[Lines of data]
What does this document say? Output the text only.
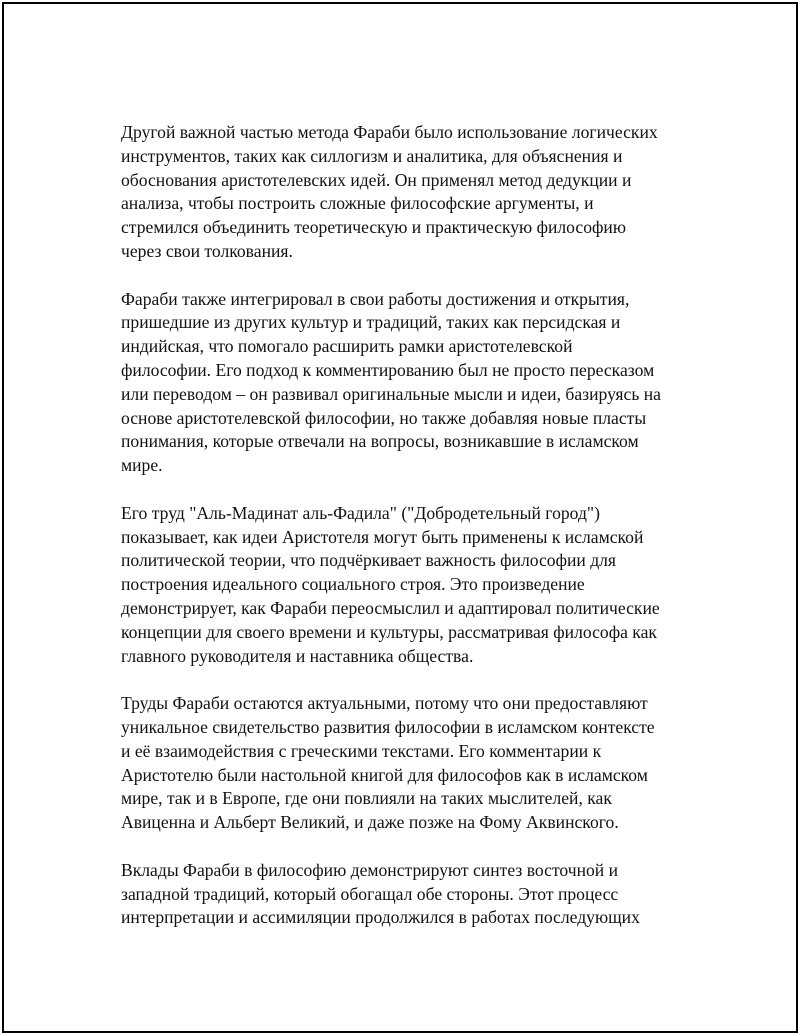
Другой важной частью метода Фараби было использование логических
инструментов, таких как силлогизм и аналитика, для объяснения и
обоснования аристотелевских идей. Он применял метод дедукции и
анализа, чтобы построить сложные философские аргументы, и
стремился объединить теоретическую и практическую философию
через свои толкования.
Фараби также интегрировал в свои работы достижения и открытия,
пришедшие из других культур и традиций, таких как персидская и
индийская, что помогало расширить рамки аристотелевской
философии. Его подход к комментированию был не просто пересказом
или переводом – он развивал оригинальные мысли и идеи, базируясь на
основе аристотелевской философии, но также добавляя новые пласты
понимания, которые отвечали на вопросы, возникавшие в исламском
мире.
Его труд "Аль-Мадинат аль-Фадила" ("Добродетельный город")
показывает, как идеи Аристотеля могут быть применены к исламской
политической теории, что подчёркивает важность философии для
построения идеального социального строя. Это произведение
демонстрирует, как Фараби переосмыслил и адаптировал политические
концепции для своего времени и культуры, рассматривая философа как
главного руководителя и наставника общества.
Труды Фараби остаются актуальными, потому что они предоставляют
уникальное свидетельство развития философии в исламском контексте
и её взаимодействия с греческими текстами. Его комментарии к
Аристотелю были настольной книгой для философов как в исламском
мире, так и в Европе, где они повлияли на таких мыслителей, как
Авиценна и Альберт Великий, и даже позже на Фому Аквинского.
Вклады Фараби в философию демонстрируют синтез восточной и
западной традиций, который обогащал обе стороны. Этот процесс
интерпретации и ассимиляции продолжился в работах последующих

Task ▸ Identify each line in the records above that contains the word "свои", and copy it out in full.

Exercise output ▸
через свои толкования.
Фараби также интегрировал в свои работы достижения и открытия,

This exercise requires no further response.